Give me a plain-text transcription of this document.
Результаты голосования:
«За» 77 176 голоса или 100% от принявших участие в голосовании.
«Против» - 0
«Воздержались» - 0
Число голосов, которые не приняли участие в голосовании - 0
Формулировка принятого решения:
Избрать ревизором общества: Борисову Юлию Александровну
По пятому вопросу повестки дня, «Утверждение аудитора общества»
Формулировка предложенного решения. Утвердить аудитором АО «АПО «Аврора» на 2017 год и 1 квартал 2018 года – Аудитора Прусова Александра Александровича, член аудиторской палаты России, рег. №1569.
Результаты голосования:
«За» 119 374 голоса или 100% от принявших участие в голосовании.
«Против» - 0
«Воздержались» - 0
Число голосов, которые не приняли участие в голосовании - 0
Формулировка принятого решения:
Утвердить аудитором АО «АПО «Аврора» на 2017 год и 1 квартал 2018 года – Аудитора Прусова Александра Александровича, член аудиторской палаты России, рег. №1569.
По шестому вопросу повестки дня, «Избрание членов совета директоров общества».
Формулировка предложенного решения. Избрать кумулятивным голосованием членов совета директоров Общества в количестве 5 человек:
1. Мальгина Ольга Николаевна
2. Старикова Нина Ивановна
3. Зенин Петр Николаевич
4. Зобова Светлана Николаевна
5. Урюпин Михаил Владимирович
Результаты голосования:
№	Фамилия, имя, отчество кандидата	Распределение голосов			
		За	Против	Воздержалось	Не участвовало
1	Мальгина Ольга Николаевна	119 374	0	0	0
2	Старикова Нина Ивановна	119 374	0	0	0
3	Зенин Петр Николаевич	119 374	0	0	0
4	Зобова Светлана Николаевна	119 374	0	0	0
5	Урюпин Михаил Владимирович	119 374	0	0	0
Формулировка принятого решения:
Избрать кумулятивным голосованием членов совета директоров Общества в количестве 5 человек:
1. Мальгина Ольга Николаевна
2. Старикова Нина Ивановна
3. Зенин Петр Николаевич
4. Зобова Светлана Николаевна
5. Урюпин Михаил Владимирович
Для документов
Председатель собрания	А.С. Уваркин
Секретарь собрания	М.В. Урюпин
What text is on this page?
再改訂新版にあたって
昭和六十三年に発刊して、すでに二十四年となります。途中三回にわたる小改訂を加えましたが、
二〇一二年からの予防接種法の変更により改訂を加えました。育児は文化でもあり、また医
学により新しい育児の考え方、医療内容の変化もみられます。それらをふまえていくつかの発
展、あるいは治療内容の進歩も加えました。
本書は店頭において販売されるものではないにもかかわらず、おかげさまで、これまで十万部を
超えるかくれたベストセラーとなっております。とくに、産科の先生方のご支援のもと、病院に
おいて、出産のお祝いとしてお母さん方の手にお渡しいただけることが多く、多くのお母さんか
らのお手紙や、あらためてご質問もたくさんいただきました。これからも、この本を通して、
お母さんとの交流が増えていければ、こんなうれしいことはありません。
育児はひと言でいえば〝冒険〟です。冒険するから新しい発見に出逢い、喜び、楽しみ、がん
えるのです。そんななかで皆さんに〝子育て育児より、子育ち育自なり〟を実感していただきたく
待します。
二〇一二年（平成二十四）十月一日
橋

○ ○ ○

> _Problem_:
Reproduce each record shown above without altering a single word.

> _Finished task_:
Give me a plain-text transcription of this document.
Результаты голосования:
«За» 77 176 голоса или 100% от принявших участие в голосовании.
«Против» - 0
«Воздержались» - 0
Число голосов, которые не приняли участие в голосовании - 0
Формулировка принятого решения:
Избрать ревизором общества: Борисову Юлию Александровну
По пятому вопросу повестки дня, «Утверждение аудитора общества»
Формулировка предложенного решения. Утвердить аудитором АО «АПО «Аврора» на 2017 год и 1 квартал 2018 года – Аудитора Прусова Александра Александровича, член аудиторской палаты России, рег. №1569.
Результаты голосования:
«За» 119 374 голоса или 100% от принявших участие в голосовании.
«Против» - 0
«Воздержались» - 0
Число голосов, которые не приняли участие в голосовании - 0
Формулировка принятого решения:
Утвердить аудитором АО «АПО «Аврора» на 2017 год и 1 квартал 2018 года – Аудитора Прусова Александра Александровича, член аудиторской палаты России, рег. №1569.
По шестому вопросу повестки дня, «Избрание членов совета директоров общества».
Формулировка предложенного решения. Избрать кумулятивным голосованием членов совета директоров Общества в количестве 5 человек:
1. Мальгина Ольга Николаевна
2. Старикова Нина Ивановна
3. Зенин Петр Николаевич
4. Зобова Светлана Николаевна
5. Урюпин Михаил Владимирович
Результаты голосования:
№	Фамилия, имя, отчество кандидата	Распределение голосов			
		За	Против	Воздержалось	Не участвовало
1	Мальгина Ольга Николаевна	119 374	0	0	0
2	Старикова Нина Ивановна	119 374	0	0	0
3	Зенин Петр Николаевич	119 374	0	0	0
4	Зобова Светлана Николаевна	119 374	0	0	0
5	Урюпин Михаил Владимирович	119 374	0	0	0
Формулировка принятого решения:
Избрать кумулятивным голосованием членов совета директоров Общества в количестве 5 человек:
1. Мальгина Ольга Николаевна
2. Старикова Нина Ивановна
3. Зенин Петр Николаевич
4. Зобова Светлана Николаевна
5. Урюпин Михаил Владимирович
Для документов
Председатель собрания	А.С. Уваркин
Секретарь собрания	М.В. Урюпин
What text is on this page?
再改訂新版にあたって
昭和六十三年に発刊して、すでに二十四年となります。途中三回にわたる小改訂を加えましたが、
二〇一二年からの予防接種法の変更により改訂を加えました。育児は文化でもあり、また医
学により新しい育児の考え方、医療内容の変化もみられます。それらをふまえていくつかの発
展、あるいは治療内容の進歩も加えました。
本書は店頭において販売されるものではないにもかかわらず、おかげさまで、これまで十万部を
超えるかくれたベストセラーとなっております。とくに、産科の先生方のご支援のもと、病院に
おいて、出産のお祝いとしてお母さん方の手にお渡しいただけることが多く、多くのお母さんか
らのお手紙や、あらためてご質問もたくさんいただきました。これからも、この本を通して、
お母さんとの交流が増えていければ、こんなうれしいことはありません。
育児はひと言でいえば〝冒険〟です。冒険するから新しい発見に出逢い、喜び、楽しみ、がん
えるのです。そんななかで皆さんに〝子育て育児より、子育ち育自なり〟を実感していただきたく
待します。
二〇一二年（平成二十四）十月一日
橋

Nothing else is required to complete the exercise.